[Dataset records]

..........

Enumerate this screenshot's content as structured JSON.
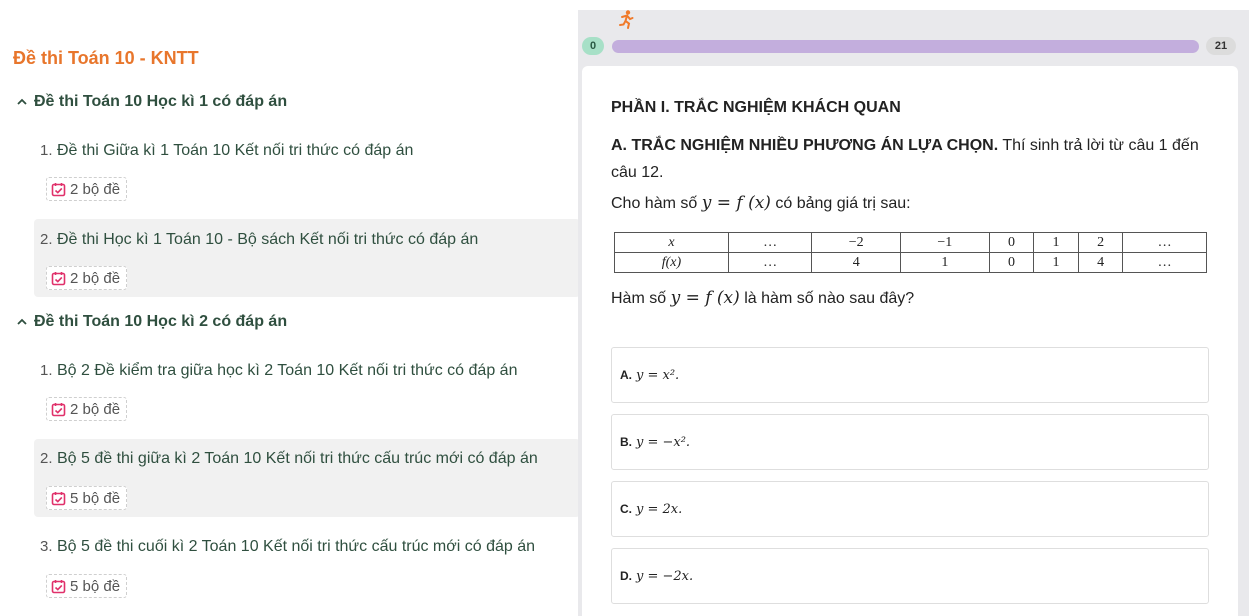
{
  "sidebar": {
    "title": "Đề thi Toán 10 - KNTT",
    "groups": [
      {
        "label": "Đề thi Toán 10 Học kì 1 có đáp án",
        "items": [
          {
            "num": "1.",
            "title": "Đề thi Giữa kì 1 Toán 10 Kết nối tri thức có đáp án",
            "badge": "2 bộ đề"
          },
          {
            "num": "2.",
            "title": "Đề thi Học kì 1 Toán 10 - Bộ sách Kết nối tri thức có đáp án",
            "badge": "2 bộ đề"
          }
        ]
      },
      {
        "label": "Đề thi Toán 10 Học kì 2 có đáp án",
        "items": [
          {
            "num": "1.",
            "title": "Bộ 2 Đề kiểm tra giữa học kì 2 Toán 10 Kết nối tri thức có đáp án",
            "badge": "2 bộ đề"
          },
          {
            "num": "2.",
            "title": "Bộ 5 đề thi giữa kì 2 Toán 10 Kết nối tri thức cấu trúc mới có đáp án",
            "badge": "5 bộ đề"
          },
          {
            "num": "3.",
            "title": "Bộ 5 đề thi cuối kì 2 Toán 10 Kết nối tri thức cấu trúc mới có đáp án",
            "badge": "5 bộ đề"
          }
        ]
      }
    ]
  },
  "progress": {
    "start": "0",
    "end": "21",
    "runner_icon": "running-person-icon",
    "fill_fraction": 1.0
  },
  "question": {
    "section": "PHẦN I. TRẮC NGHIỆM KHÁCH QUAN",
    "part_bold": "A. TRẮC NGHIỆM NHIỀU PHƯƠNG ÁN LỰA CHỌN.",
    "part_rest": " Thí sinh trả lời từ câu 1 đến câu 12.",
    "intro_pre": "Cho hàm số ",
    "intro_math": "y = f (x)",
    "intro_post": " có bảng giá trị sau:",
    "table": {
      "row1": [
        "x",
        "…",
        "−2",
        "−1",
        "0",
        "1",
        "2",
        "…"
      ],
      "row2": [
        "f(x)",
        "…",
        "4",
        "1",
        "0",
        "1",
        "4",
        "…"
      ]
    },
    "ask_pre": "Hàm số ",
    "ask_math": "y = f (x)",
    "ask_post": " là hàm số nào sau đây?",
    "options": [
      {
        "label": "A.",
        "expr": "y = x²."
      },
      {
        "label": "B.",
        "expr": "y = −x²."
      },
      {
        "label": "C.",
        "expr": "y = 2x."
      },
      {
        "label": "D.",
        "expr": "y = −2x."
      }
    ]
  },
  "colors": {
    "accent_orange": "#e8762c",
    "heading_green": "#2f4f3f",
    "badge_icon": "#e0306a",
    "progress_fill": "#c3aedd",
    "progress_start": "#a7e0c7"
  }
}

..........

Instructions for the task: Copy out each line in the listing that has the word "thức".

Output for this task:
            "title": "Đề thi Giữa kì 1 Toán 10 Kết nối tri thức có đáp án",
            "title": "Đề thi Học kì 1 Toán 10 - Bộ sách Kết nối tri thức có đáp án",
            "title": "Bộ 2 Đề kiểm tra giữa học kì 2 Toán 10 Kết nối tri thức có đáp án",
            "title": "Bộ 5 đề thi giữa kì 2 Toán 10 Kết nối tri thức cấu trúc mới có đáp án",
            "title": "Bộ 5 đề thi cuối kì 2 Toán 10 Kết nối tri thức cấu trúc mới có đáp án",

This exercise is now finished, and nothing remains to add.